-- BEGIN --

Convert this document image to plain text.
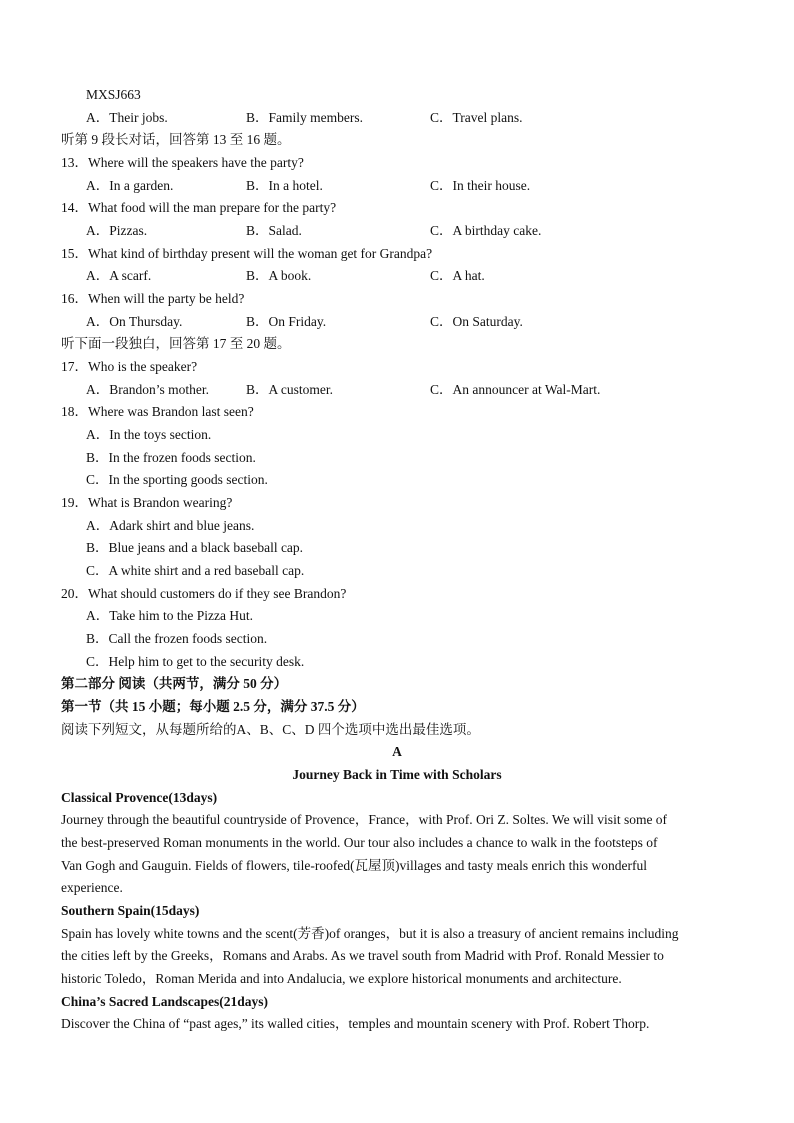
MXSJ663
A．Their jobs.	B．Family members.	C．Travel plans.
听第 9 段长对话，回答第 13 至 16 题。
13．Where will the speakers have the party?
A．In a garden.	B．In a hotel.	C．In their house.
14．What food will the man prepare for the party?
A．Pizzas.	B．Salad.	C．A birthday cake.
15．What kind of birthday present will the woman get for Grandpa?
A．A scarf.	B．A book.	C．A hat.
16．When will the party be held?
A．On Thursday.	B．On Friday.	C．On Saturday.
听下面一段独白，回答第 17 至 20 题。
17．Who is the speaker?
A．Brandon’s mother.	B．A customer.	C．An announcer at Wal-Mart.
18．Where was Brandon last seen?
A．In the toys section.
B．In the frozen foods section.
C．In the sporting goods section.
19．What is Brandon wearing?
A．Adark shirt and blue jeans.
B．Blue jeans and a black baseball cap.
C．A white shirt and a red baseball cap.
20．What should customers do if they see Brandon?
A．Take him to the Pizza Hut.
B．Call the frozen foods section.
C．Help him to get to the security desk.
第二部分 阅读（共两节，满分 50 分）
第一节（共 15 小题；每小题 2.5 分，满分 37.5 分）
阅读下列短文，从每题所给的A、B、C、D 四个选项中选出最佳选项。
A
Journey Back in Time with Scholars
Classical Provence(13days)
Journey through the beautiful countryside of Provence，France，with Prof. Ori Z. Soltes. We will visit some of
the best-preserved Roman monuments in the world. Our tour also includes a chance to walk in the footsteps of
Van Gogh and Gauguin. Fields of flowers, tile-roofed(瓦屋顶)villages and tasty meals enrich this wonderful
experience.
Southern Spain(15days)
Spain has lovely white towns and the scent(芳香)of oranges，but it is also a treasury of ancient remains including
the cities left by the Greeks，Romans and Arabs. As we travel south from Madrid with Prof. Ronald Messier to
historic Toledo，Roman Merida and into Andalucia, we explore historical monuments and architecture.
China’s Sacred Landscapes(21days)
Discover the China of “past ages,” its walled cities，temples and mountain scenery with Prof. Robert Thorp.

-- END --

> [TASK DETAILS] Write out the full listing verbatim, excluding its pictures.

> [WRITTEN SOLUTION]
Convert this document image to plain text.
MXSJ663
A．Their jobs.	B．Family members.	C．Travel plans.
听第 9 段长对话，回答第 13 至 16 题。
13．Where will the speakers have the party?
A．In a garden.	B．In a hotel.	C．In their house.
14．What food will the man prepare for the party?
A．Pizzas.	B．Salad.	C．A birthday cake.
15．What kind of birthday present will the woman get for Grandpa?
A．A scarf.	B．A book.	C．A hat.
16．When will the party be held?
A．On Thursday.	B．On Friday.	C．On Saturday.
听下面一段独白，回答第 17 至 20 题。
17．Who is the speaker?
A．Brandon’s mother.	B．A customer.	C．An announcer at Wal-Mart.
18．Where was Brandon last seen?
A．In the toys section.
B．In the frozen foods section.
C．In the sporting goods section.
19．What is Brandon wearing?
A．Adark shirt and blue jeans.
B．Blue jeans and a black baseball cap.
C．A white shirt and a red baseball cap.
20．What should customers do if they see Brandon?
A．Take him to the Pizza Hut.
B．Call the frozen foods section.
C．Help him to get to the security desk.
第二部分 阅读（共两节，满分 50 分）
第一节（共 15 小题；每小题 2.5 分，满分 37.5 分）
阅读下列短文，从每题所给的A、B、C、D 四个选项中选出最佳选项。
A
Journey Back in Time with Scholars
Classical Provence(13days)
Journey through the beautiful countryside of Provence，France，with Prof. Ori Z. Soltes. We will visit some of
the best-preserved Roman monuments in the world. Our tour also includes a chance to walk in the footsteps of
Van Gogh and Gauguin. Fields of flowers, tile-roofed(瓦屋顶)villages and tasty meals enrich this wonderful
experience.
Southern Spain(15days)
Spain has lovely white towns and the scent(芳香)of oranges，but it is also a treasury of ancient remains including
the cities left by the Greeks，Romans and Arabs. As we travel south from Madrid with Prof. Ronald Messier to
historic Toledo，Roman Merida and into Andalucia, we explore historical monuments and architecture.
China’s Sacred Landscapes(21days)
Discover the China of “past ages,” its walled cities，temples and mountain scenery with Prof. Robert Thorp.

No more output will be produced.